+++ Task inputs
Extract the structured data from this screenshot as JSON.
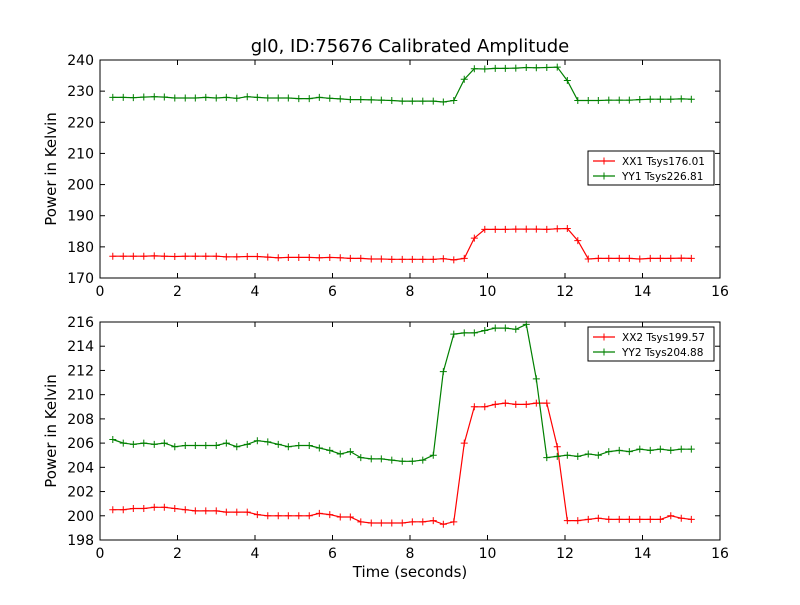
{
  "figure": {
    "title": "gl0, ID:75676 Calibrated Amplitude",
    "xlabel": "Time (seconds)"
  },
  "chart_data": [
    {
      "type": "line",
      "title": "gl0, ID:75676 Calibrated Amplitude",
      "xlabel": "",
      "ylabel": "Power in Kelvin",
      "xlim": [
        0,
        16
      ],
      "ylim": [
        170,
        240
      ],
      "xticks": [
        0,
        2,
        4,
        6,
        8,
        10,
        12,
        14,
        16
      ],
      "yticks": [
        170,
        180,
        190,
        200,
        210,
        220,
        230,
        240
      ],
      "grid": false,
      "legend_position": "center-right",
      "marker": "+",
      "x": [
        0.33,
        0.6,
        0.86,
        1.13,
        1.4,
        1.66,
        1.93,
        2.2,
        2.46,
        2.73,
        3.0,
        3.26,
        3.53,
        3.8,
        4.06,
        4.33,
        4.6,
        4.86,
        5.13,
        5.4,
        5.66,
        5.93,
        6.2,
        6.46,
        6.73,
        7.0,
        7.26,
        7.53,
        7.8,
        8.06,
        8.33,
        8.6,
        8.86,
        9.13,
        9.4,
        9.66,
        9.93,
        10.2,
        10.46,
        10.73,
        11.0,
        11.26,
        11.53,
        11.8,
        12.06,
        12.33,
        12.6,
        12.86,
        13.13,
        13.4,
        13.66,
        13.93,
        14.2,
        14.46,
        14.73,
        15.0,
        15.26
      ],
      "series": [
        {
          "name": "XX1 Tsys176.01",
          "color": "#ff0000",
          "values": [
            177.0,
            177.0,
            177.0,
            177.0,
            177.1,
            177.0,
            176.9,
            177.0,
            177.0,
            177.0,
            177.0,
            176.8,
            176.8,
            176.9,
            176.9,
            176.7,
            176.5,
            176.6,
            176.6,
            176.6,
            176.5,
            176.6,
            176.5,
            176.3,
            176.3,
            176.1,
            176.1,
            176.0,
            176.0,
            176.0,
            176.0,
            176.0,
            176.2,
            175.8,
            176.3,
            182.8,
            185.6,
            185.6,
            185.6,
            185.7,
            185.7,
            185.7,
            185.6,
            185.8,
            185.9,
            182.0,
            176.1,
            176.3,
            176.3,
            176.3,
            176.3,
            176.1,
            176.3,
            176.3,
            176.3,
            176.4,
            176.3
          ]
        },
        {
          "name": "YY1 Tsys226.81",
          "color": "#008000",
          "values": [
            228.0,
            228.0,
            227.9,
            228.1,
            228.2,
            228.1,
            227.8,
            227.8,
            227.8,
            228.0,
            227.8,
            228.0,
            227.7,
            228.2,
            228.0,
            227.8,
            227.8,
            227.8,
            227.6,
            227.6,
            228.0,
            227.7,
            227.5,
            227.3,
            227.3,
            227.2,
            227.1,
            227.0,
            226.8,
            226.8,
            226.8,
            226.8,
            226.5,
            227.0,
            233.8,
            237.2,
            237.1,
            237.3,
            237.3,
            237.4,
            237.6,
            237.5,
            237.6,
            237.7,
            233.4,
            227.0,
            227.0,
            227.0,
            227.1,
            227.1,
            227.1,
            227.3,
            227.4,
            227.4,
            227.4,
            227.5,
            227.4
          ]
        }
      ]
    },
    {
      "type": "line",
      "title": "",
      "xlabel": "Time (seconds)",
      "ylabel": "Power in Kelvin",
      "xlim": [
        0,
        16
      ],
      "ylim": [
        198,
        216
      ],
      "xticks": [
        0,
        2,
        4,
        6,
        8,
        10,
        12,
        14,
        16
      ],
      "yticks": [
        198,
        200,
        202,
        204,
        206,
        208,
        210,
        212,
        214,
        216
      ],
      "grid": false,
      "legend_position": "top-right",
      "marker": "+",
      "x": [
        0.33,
        0.6,
        0.86,
        1.13,
        1.4,
        1.66,
        1.93,
        2.2,
        2.46,
        2.73,
        3.0,
        3.26,
        3.53,
        3.8,
        4.06,
        4.33,
        4.6,
        4.86,
        5.13,
        5.4,
        5.66,
        5.93,
        6.2,
        6.46,
        6.73,
        7.0,
        7.26,
        7.53,
        7.8,
        8.06,
        8.33,
        8.6,
        8.86,
        9.13,
        9.4,
        9.66,
        9.93,
        10.2,
        10.46,
        10.73,
        11.0,
        11.26,
        11.53,
        11.8,
        12.06,
        12.33,
        12.6,
        12.86,
        13.13,
        13.4,
        13.66,
        13.93,
        14.2,
        14.46,
        14.73,
        15.0,
        15.26
      ],
      "series": [
        {
          "name": "XX2 Tsys199.57",
          "color": "#ff0000",
          "values": [
            200.5,
            200.5,
            200.6,
            200.6,
            200.7,
            200.7,
            200.6,
            200.5,
            200.4,
            200.4,
            200.4,
            200.3,
            200.3,
            200.3,
            200.1,
            200.0,
            200.0,
            200.0,
            200.0,
            200.0,
            200.2,
            200.1,
            199.9,
            199.9,
            199.5,
            199.4,
            199.4,
            199.4,
            199.4,
            199.5,
            199.5,
            199.6,
            199.3,
            199.5,
            206.0,
            209.0,
            209.0,
            209.2,
            209.3,
            209.2,
            209.2,
            209.3,
            209.3,
            205.7,
            199.6,
            199.6,
            199.7,
            199.8,
            199.7,
            199.7,
            199.7,
            199.7,
            199.7,
            199.7,
            200.0,
            199.8,
            199.7
          ]
        },
        {
          "name": "YY2 Tsys204.88",
          "color": "#008000",
          "values": [
            206.3,
            206.0,
            205.9,
            206.0,
            205.9,
            206.0,
            205.7,
            205.8,
            205.8,
            205.8,
            205.8,
            206.0,
            205.7,
            205.9,
            206.2,
            206.1,
            205.9,
            205.7,
            205.8,
            205.8,
            205.6,
            205.4,
            205.1,
            205.3,
            204.8,
            204.7,
            204.7,
            204.6,
            204.5,
            204.5,
            204.6,
            205.0,
            211.9,
            215.0,
            215.1,
            215.1,
            215.3,
            215.5,
            215.5,
            215.4,
            215.8,
            211.3,
            204.8,
            204.9,
            205.0,
            204.9,
            205.1,
            205.0,
            205.3,
            205.4,
            205.3,
            205.5,
            205.4,
            205.5,
            205.4,
            205.5,
            205.5
          ]
        }
      ]
    }
  ]
}
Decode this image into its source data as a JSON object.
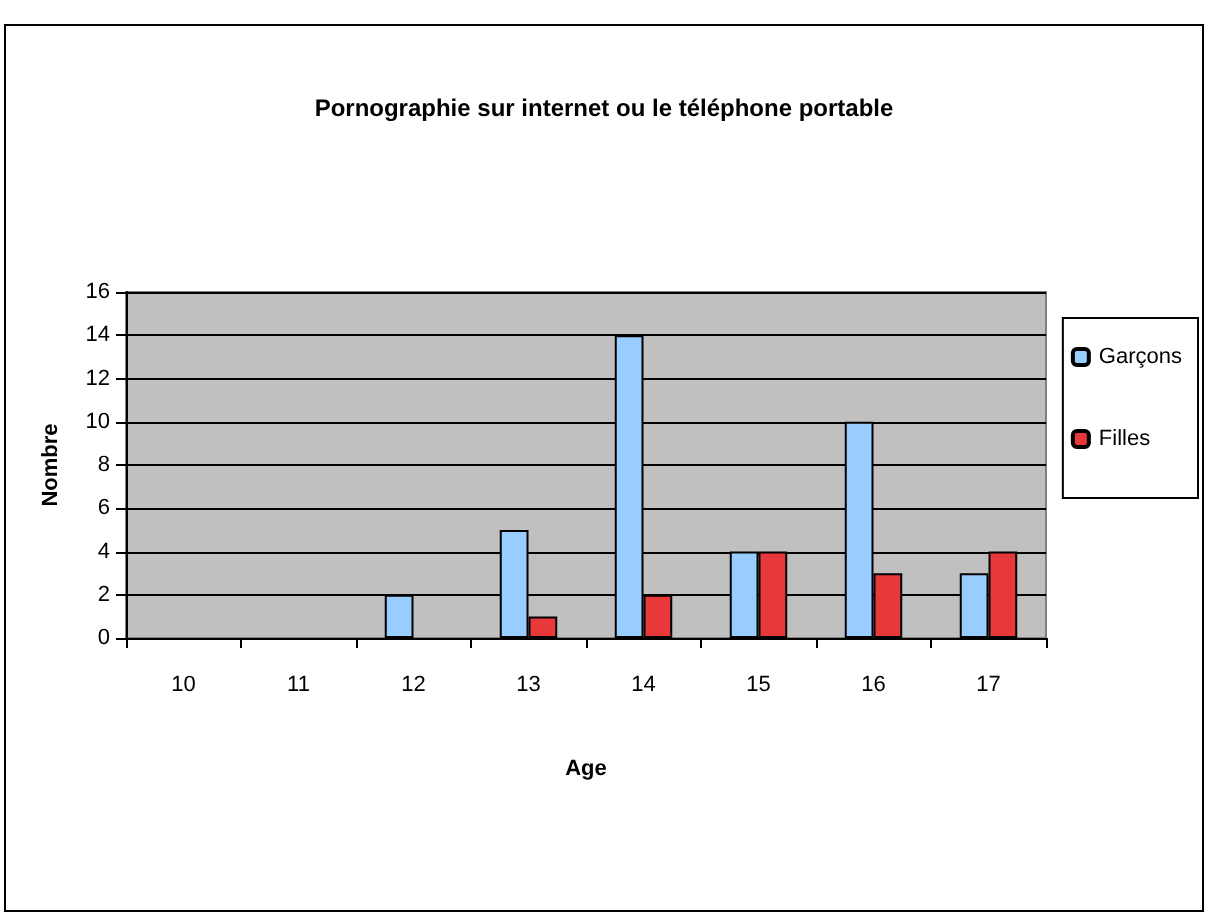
{
  "chart_data": {
    "type": "bar",
    "title": "Pornographie sur internet ou le téléphone portable",
    "xlabel": "Age",
    "ylabel": "Nombre",
    "categories": [
      "10",
      "11",
      "12",
      "13",
      "14",
      "15",
      "16",
      "17"
    ],
    "series": [
      {
        "name": "Garçons",
        "color": "#99ccff",
        "values": [
          0,
          0,
          2,
          5,
          14,
          4,
          10,
          3
        ]
      },
      {
        "name": "Filles",
        "color": "#e8393a",
        "values": [
          0,
          0,
          0,
          1,
          2,
          4,
          3,
          4
        ]
      }
    ],
    "ylim": [
      0,
      16
    ],
    "yticks": [
      0,
      2,
      4,
      6,
      8,
      10,
      12,
      14,
      16
    ],
    "grid": "y",
    "legend": "right"
  }
}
++++++
_Exercise task:_
Give again the lines from the line that contains "Decode this image" through the last line of the material above, exactly and with both ends included. Omit the pictures.

_Exercise response:_
Decode this image into its source data as a JSON object.
{
  "chart_data": {
    "type": "bar",
    "title": "Pornographie sur internet ou le téléphone portable",
    "xlabel": "Age",
    "ylabel": "Nombre",
    "categories": [
      "10",
      "11",
      "12",
      "13",
      "14",
      "15",
      "16",
      "17"
    ],
    "series": [
      {
        "name": "Garçons",
        "color": "#99ccff",
        "values": [
          0,
          0,
          2,
          5,
          14,
          4,
          10,
          3
        ]
      },
      {
        "name": "Filles",
        "color": "#e8393a",
        "values": [
          0,
          0,
          0,
          1,
          2,
          4,
          3,
          4
        ]
      }
    ],
    "ylim": [
      0,
      16
    ],
    "yticks": [
      0,
      2,
      4,
      6,
      8,
      10,
      12,
      14,
      16
    ],
    "grid": "y",
    "legend": "right"
  }
}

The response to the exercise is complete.